** Start Entries provided **

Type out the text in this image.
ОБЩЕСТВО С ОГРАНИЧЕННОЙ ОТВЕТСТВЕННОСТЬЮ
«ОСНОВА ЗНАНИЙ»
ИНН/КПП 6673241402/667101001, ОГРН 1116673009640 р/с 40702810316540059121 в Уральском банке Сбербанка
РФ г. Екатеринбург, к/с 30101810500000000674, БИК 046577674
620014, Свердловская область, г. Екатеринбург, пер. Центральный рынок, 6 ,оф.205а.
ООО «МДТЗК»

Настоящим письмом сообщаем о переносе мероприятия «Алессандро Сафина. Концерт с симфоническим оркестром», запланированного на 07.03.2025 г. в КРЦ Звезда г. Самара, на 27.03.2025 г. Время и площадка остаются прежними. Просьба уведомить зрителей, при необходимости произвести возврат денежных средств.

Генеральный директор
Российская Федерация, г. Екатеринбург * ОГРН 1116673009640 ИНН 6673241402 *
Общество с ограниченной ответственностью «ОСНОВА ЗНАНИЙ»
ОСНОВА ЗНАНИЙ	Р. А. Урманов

** End Entries provided **

Request:
Please repeat the material above, word for word and in full.

Written solution:
Type out the text in this image.
ОБЩЕСТВО С ОГРАНИЧЕННОЙ ОТВЕТСТВЕННОСТЬЮ
«ОСНОВА ЗНАНИЙ»
ИНН/КПП 6673241402/667101001, ОГРН 1116673009640 р/с 40702810316540059121 в Уральском банке Сбербанка
РФ г. Екатеринбург, к/с 30101810500000000674, БИК 046577674
620014, Свердловская область, г. Екатеринбург, пер. Центральный рынок, 6 ,оф.205а.
ООО «МДТЗК»

Настоящим письмом сообщаем о переносе мероприятия «Алессандро Сафина. Концерт с симфоническим оркестром», запланированного на 07.03.2025 г. в КРЦ Звезда г. Самара, на 27.03.2025 г. Время и площадка остаются прежними. Просьба уведомить зрителей, при необходимости произвести возврат денежных средств.

Генеральный директор
Российская Федерация, г. Екатеринбург * ОГРН 1116673009640 ИНН 6673241402 *
Общество с ограниченной ответственностью «ОСНОВА ЗНАНИЙ»
ОСНОВА ЗНАНИЙ	Р. А. Урманов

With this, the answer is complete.